#### GIVEN TASK:
Reproduce every entry below precisely; do not include the pictures.
# # # #
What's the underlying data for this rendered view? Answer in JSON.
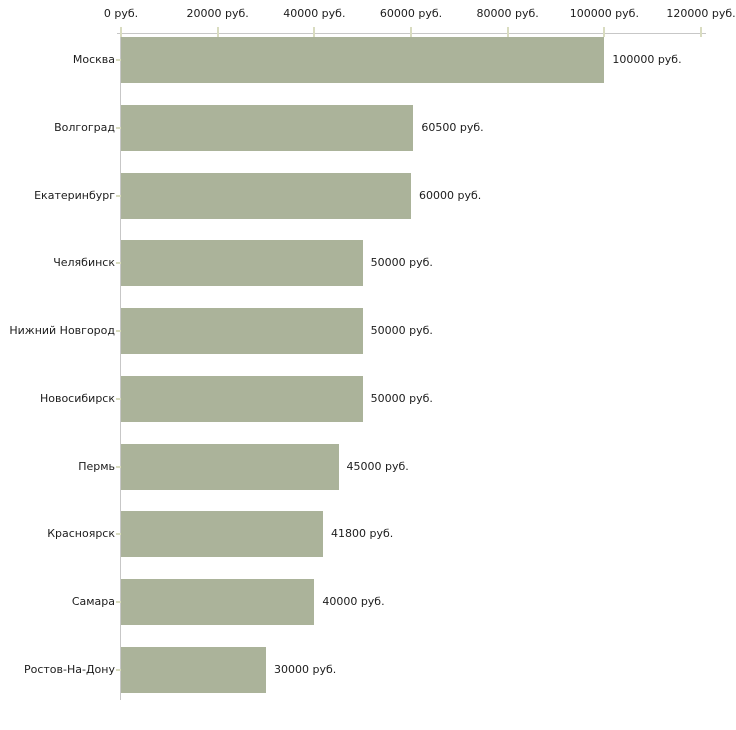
{
  "chart_data": {
    "type": "bar",
    "orientation": "horizontal",
    "unit": "руб.",
    "categories": [
      "Москва",
      "Волгоград",
      "Екатеринбург",
      "Челябинск",
      "Нижний Новгород",
      "Новосибирск",
      "Пермь",
      "Красноярск",
      "Самара",
      "Ростов-На-Дону"
    ],
    "values": [
      100000,
      60500,
      60000,
      50000,
      50000,
      50000,
      45000,
      41800,
      40000,
      30000
    ],
    "value_labels": [
      "100000 руб.",
      "60500 руб.",
      "60000 руб.",
      "50000 руб.",
      "50000 руб.",
      "50000 руб.",
      "45000 руб.",
      "41800 руб.",
      "40000 руб.",
      "30000 руб."
    ],
    "x_tick_values": [
      0,
      20000,
      40000,
      60000,
      80000,
      100000,
      120000
    ],
    "x_tick_labels": [
      "0 руб.",
      "20000 руб.",
      "40000 руб.",
      "60000 руб.",
      "80000 руб.",
      "100000 руб.",
      "120000 руб."
    ],
    "xlim": [
      0,
      120000
    ],
    "grid": "off",
    "legend": "none",
    "x_axis_position": "top",
    "colors": {
      "bar": "#abb39a",
      "axis_line": "#c7c7c7",
      "tick_mark": "#d9dcc0",
      "text": "#1c1c1c",
      "background": "#ffffff"
    }
  }
}
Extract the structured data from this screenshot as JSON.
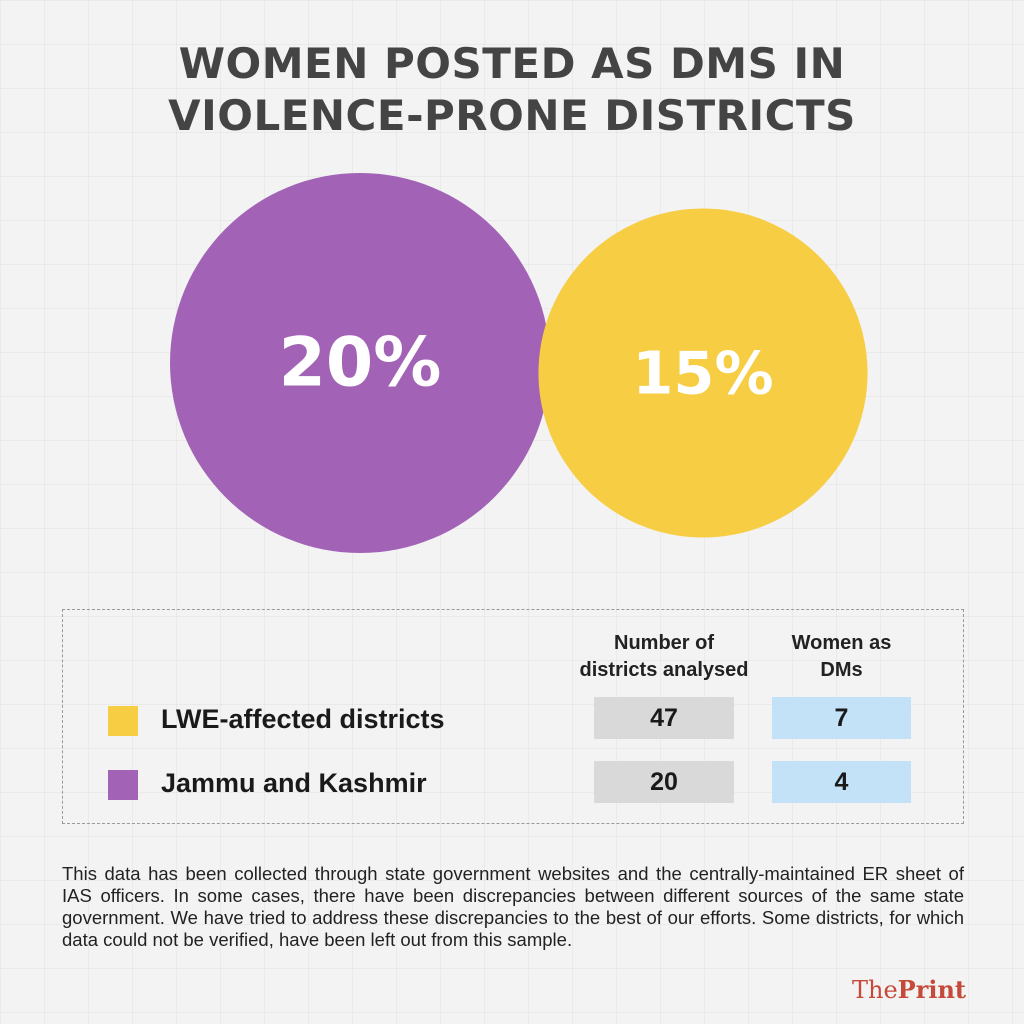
{
  "title": {
    "line1": "WOMEN POSTED AS DMS IN",
    "line2": "VIOLENCE-PRONE DISTRICTS"
  },
  "chart_data": {
    "type": "bubble",
    "series": [
      {
        "label": "20%",
        "value": 20,
        "color": "#a263b6",
        "category": "Jammu and Kashmir"
      },
      {
        "label": "15%",
        "value": 15,
        "color": "#f6cd43",
        "category": "LWE-affected districts"
      }
    ]
  },
  "table": {
    "headers": {
      "districts_line1": "Number of",
      "districts_line2": "districts analysed",
      "women_line1": "Women as",
      "women_line2": "DMs"
    },
    "rows": [
      {
        "label": "LWE-affected districts",
        "color": "#f6cd43",
        "districts": "47",
        "women": "7"
      },
      {
        "label": "Jammu and Kashmir",
        "color": "#a263b6",
        "districts": "20",
        "women": "4"
      }
    ]
  },
  "note": "This data has been collected through state government websites and the centrally-maintained ER sheet of IAS officers. In some cases, there have been discrepancies between different sources of the same state government. We have tried to address these discrepancies to the best of our efforts. Some districts, for which data could not be verified, have been left out from this sample.",
  "logo": {
    "part1": "The",
    "part2": "Print"
  }
}
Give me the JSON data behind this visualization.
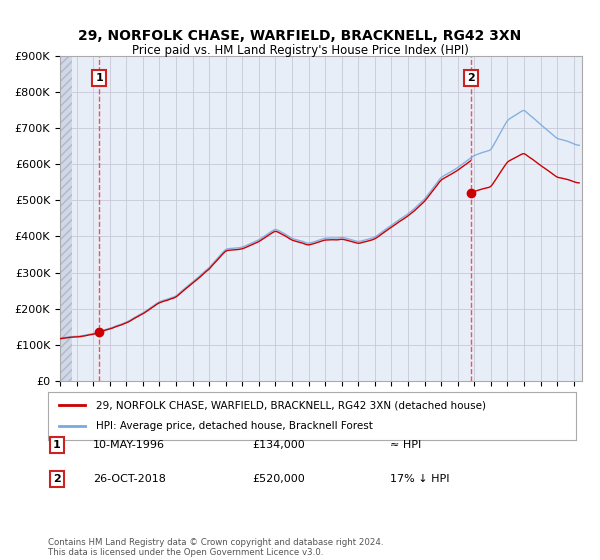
{
  "title": "29, NORFOLK CHASE, WARFIELD, BRACKNELL, RG42 3XN",
  "subtitle": "Price paid vs. HM Land Registry's House Price Index (HPI)",
  "ylim": [
    0,
    900000
  ],
  "yticks": [
    0,
    100000,
    200000,
    300000,
    400000,
    500000,
    600000,
    700000,
    800000,
    900000
  ],
  "ytick_labels": [
    "£0",
    "£100K",
    "£200K",
    "£300K",
    "£400K",
    "£500K",
    "£600K",
    "£700K",
    "£800K",
    "£900K"
  ],
  "xlim_start": 1994.0,
  "xlim_end": 2025.5,
  "background_color": "#ffffff",
  "plot_bg_color": "#e8eef8",
  "grid_color": "#c8c8d8",
  "hpi_color": "#7aaadd",
  "price_color": "#cc0000",
  "dashed_line_color": "#ee4444",
  "marker1_x": 1996.36,
  "marker1_y": 134000,
  "marker2_x": 2018.82,
  "marker2_y": 520000,
  "legend_entry1": "29, NORFOLK CHASE, WARFIELD, BRACKNELL, RG42 3XN (detached house)",
  "legend_entry2": "HPI: Average price, detached house, Bracknell Forest",
  "table_row1_num": "1",
  "table_row1_date": "10-MAY-1996",
  "table_row1_price": "£134,000",
  "table_row1_hpi": "≈ HPI",
  "table_row2_num": "2",
  "table_row2_date": "26-OCT-2018",
  "table_row2_price": "£520,000",
  "table_row2_hpi": "17% ↓ HPI",
  "footnote": "Contains HM Land Registry data © Crown copyright and database right 2024.\nThis data is licensed under the Open Government Licence v3.0."
}
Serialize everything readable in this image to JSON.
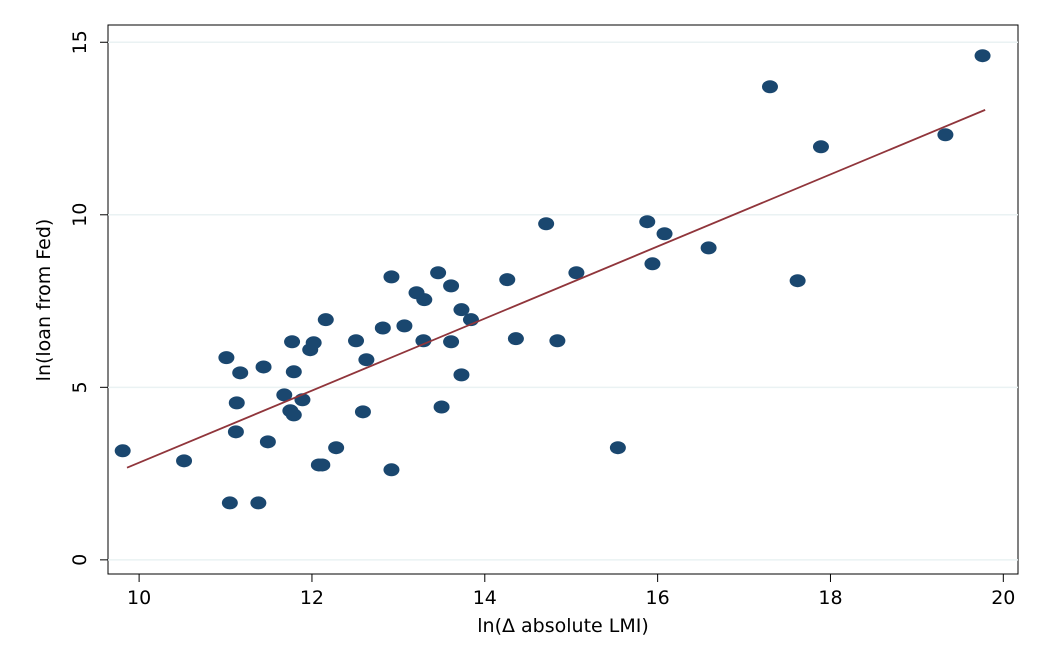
{
  "chart_data": {
    "type": "scatter",
    "x_label": "ln(Δ absolute LMI)",
    "y_label": "ln(loan from Fed)",
    "x": [
      9.81,
      10.52,
      11.01,
      11.17,
      11.05,
      11.13,
      11.12,
      11.38,
      11.44,
      11.49,
      11.68,
      11.77,
      11.75,
      11.79,
      11.79,
      11.89,
      11.98,
      12.02,
      12.08,
      12.12,
      12.16,
      12.28,
      12.51,
      12.63,
      12.59,
      12.82,
      12.92,
      12.92,
      13.07,
      13.21,
      13.3,
      13.29,
      13.46,
      13.5,
      13.61,
      13.61,
      13.73,
      13.73,
      13.84,
      14.26,
      14.36,
      14.71,
      14.84,
      15.06,
      15.54,
      15.88,
      15.94,
      16.08,
      16.59,
      17.3,
      17.62,
      17.89,
      19.33,
      19.76
    ],
    "y": [
      3.16,
      2.87,
      5.86,
      5.42,
      1.65,
      4.55,
      3.71,
      1.65,
      5.59,
      3.42,
      4.78,
      6.32,
      4.32,
      4.2,
      5.45,
      4.64,
      6.09,
      6.29,
      2.75,
      2.75,
      6.96,
      3.25,
      6.35,
      5.8,
      4.29,
      6.72,
      8.2,
      2.61,
      6.78,
      7.74,
      7.54,
      6.35,
      8.32,
      4.43,
      7.94,
      6.32,
      7.25,
      5.36,
      6.96,
      8.12,
      6.41,
      9.74,
      6.35,
      8.32,
      3.25,
      9.8,
      8.58,
      9.45,
      9.04,
      13.71,
      8.09,
      11.97,
      12.32,
      14.61
    ],
    "color": "#1a476f",
    "fit": {
      "x": [
        9.86,
        19.79
      ],
      "y": [
        2.67,
        13.04
      ],
      "color": "#90353b"
    },
    "xlim": [
      9.64,
      20.17
    ],
    "ylim": [
      -0.41,
      15.5
    ],
    "xticks": [
      10,
      12,
      14,
      16,
      18,
      20
    ],
    "yticks": [
      0,
      5,
      10,
      15
    ],
    "grid": true
  }
}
# # # #
#### FULL RESPONSE:
What's the underlying data for this rendered view? Answer in JSON.
{
  "chart_data": {
    "type": "bar",
    "orientation": "horizontal",
    "unit": "руб.",
    "categories": [
      "Москва",
      "Волгоград",
      "Екатеринбург",
      "Челябинск",
      "Нижний Новгород",
      "Новосибирск",
      "Пермь",
      "Красноярск",
      "Самара",
      "Ростов-На-Дону"
    ],
    "values": [
      100000,
      60500,
      60000,
      50000,
      50000,
      50000,
      45000,
      41800,
      40000,
      30000
    ],
    "value_labels": [
      "100000 руб.",
      "60500 руб.",
      "60000 руб.",
      "50000 руб.",
      "50000 руб.",
      "50000 руб.",
      "45000 руб.",
      "41800 руб.",
      "40000 руб.",
      "30000 руб."
    ],
    "x_tick_values": [
      0,
      20000,
      40000,
      60000,
      80000,
      100000,
      120000
    ],
    "x_tick_labels": [
      "0 руб.",
      "20000 руб.",
      "40000 руб.",
      "60000 руб.",
      "80000 руб.",
      "100000 руб.",
      "120000 руб."
    ],
    "xlim": [
      0,
      120000
    ],
    "grid": "off",
    "legend": "none",
    "x_axis_position": "top",
    "colors": {
      "bar": "#abb39a",
      "axis_line": "#c7c7c7",
      "tick_mark": "#d9dcc0",
      "text": "#1c1c1c",
      "background": "#ffffff"
    }
  }
}
Extract the structured data from this screenshot as JSON.
{
  "title": {
    "line1": "WOMEN POSTED AS DMS IN",
    "line2": "VIOLENCE-PRONE DISTRICTS"
  },
  "chart_data": {
    "type": "bubble",
    "series": [
      {
        "label": "20%",
        "value": 20,
        "color": "#a263b6",
        "category": "Jammu and Kashmir"
      },
      {
        "label": "15%",
        "value": 15,
        "color": "#f6cd43",
        "category": "LWE-affected districts"
      }
    ]
  },
  "table": {
    "headers": {
      "districts_line1": "Number of",
      "districts_line2": "districts analysed",
      "women_line1": "Women as",
      "women_line2": "DMs"
    },
    "rows": [
      {
        "label": "LWE-affected districts",
        "color": "#f6cd43",
        "districts": "47",
        "women": "7"
      },
      {
        "label": "Jammu and Kashmir",
        "color": "#a263b6",
        "districts": "20",
        "women": "4"
      }
    ]
  },
  "note": "This data has been collected through state government websites and the centrally-maintained ER sheet of IAS officers. In some cases, there have been discrepancies between different sources of the same state government. We have tried to address these discrepancies to the best of our efforts. Some districts, for which data could not be verified, have been left out from this sample.",
  "logo": {
    "part1": "The",
    "part2": "Print"
  }
}
Give me the JSON data behind this visualization.
{
  "title": "29, NORFOLK CHASE, WARFIELD, BRACKNELL, RG42 3XN",
  "subtitle": "Price paid vs. HM Land Registry's House Price Index (HPI)",
  "ylim": [
    0,
    900000
  ],
  "yticks": [
    0,
    100000,
    200000,
    300000,
    400000,
    500000,
    600000,
    700000,
    800000,
    900000
  ],
  "ytick_labels": [
    "£0",
    "£100K",
    "£200K",
    "£300K",
    "£400K",
    "£500K",
    "£600K",
    "£700K",
    "£800K",
    "£900K"
  ],
  "xlim_start": 1994.0,
  "xlim_end": 2025.5,
  "background_color": "#ffffff",
  "plot_bg_color": "#e8eef8",
  "grid_color": "#c8c8d8",
  "hpi_color": "#7aaadd",
  "price_color": "#cc0000",
  "dashed_line_color": "#ee4444",
  "marker1_x": 1996.36,
  "marker1_y": 134000,
  "marker2_x": 2018.82,
  "marker2_y": 520000,
  "legend_entry1": "29, NORFOLK CHASE, WARFIELD, BRACKNELL, RG42 3XN (detached house)",
  "legend_entry2": "HPI: Average price, detached house, Bracknell Forest",
  "table_row1_num": "1",
  "table_row1_date": "10-MAY-1996",
  "table_row1_price": "£134,000",
  "table_row1_hpi": "≈ HPI",
  "table_row2_num": "2",
  "table_row2_date": "26-OCT-2018",
  "table_row2_price": "£520,000",
  "table_row2_hpi": "17% ↓ HPI",
  "footnote": "Contains HM Land Registry data © Crown copyright and database right 2024.\nThis data is licensed under the Open Government Licence v3.0."
}
Serialize everything readable in this image to JSON.
{
  "chart_data": {
    "type": "scatter",
    "x_label": "ln(Δ absolute LMI)",
    "y_label": "ln(loan from Fed)",
    "x": [
      9.81,
      10.52,
      11.01,
      11.17,
      11.05,
      11.13,
      11.12,
      11.38,
      11.44,
      11.49,
      11.68,
      11.77,
      11.75,
      11.79,
      11.79,
      11.89,
      11.98,
      12.02,
      12.08,
      12.12,
      12.16,
      12.28,
      12.51,
      12.63,
      12.59,
      12.82,
      12.92,
      12.92,
      13.07,
      13.21,
      13.3,
      13.29,
      13.46,
      13.5,
      13.61,
      13.61,
      13.73,
      13.73,
      13.84,
      14.26,
      14.36,
      14.71,
      14.84,
      15.06,
      15.54,
      15.88,
      15.94,
      16.08,
      16.59,
      17.3,
      17.62,
      17.89,
      19.33,
      19.76
    ],
    "y": [
      3.16,
      2.87,
      5.86,
      5.42,
      1.65,
      4.55,
      3.71,
      1.65,
      5.59,
      3.42,
      4.78,
      6.32,
      4.32,
      4.2,
      5.45,
      4.64,
      6.09,
      6.29,
      2.75,
      2.75,
      6.96,
      3.25,
      6.35,
      5.8,
      4.29,
      6.72,
      8.2,
      2.61,
      6.78,
      7.74,
      7.54,
      6.35,
      8.32,
      4.43,
      7.94,
      6.32,
      7.25,
      5.36,
      6.96,
      8.12,
      6.41,
      9.74,
      6.35,
      8.32,
      3.25,
      9.8,
      8.58,
      9.45,
      9.04,
      13.71,
      8.09,
      11.97,
      12.32,
      14.61
    ],
    "color": "#1a476f",
    "fit": {
      "x": [
        9.86,
        19.79
      ],
      "y": [
        2.67,
        13.04
      ],
      "color": "#90353b"
    },
    "xlim": [
      9.64,
      20.17
    ],
    "ylim": [
      -0.41,
      15.5
    ],
    "xticks": [
      10,
      12,
      14,
      16,
      18,
      20
    ],
    "yticks": [
      0,
      5,
      10,
      15
    ],
    "grid": true
  }
}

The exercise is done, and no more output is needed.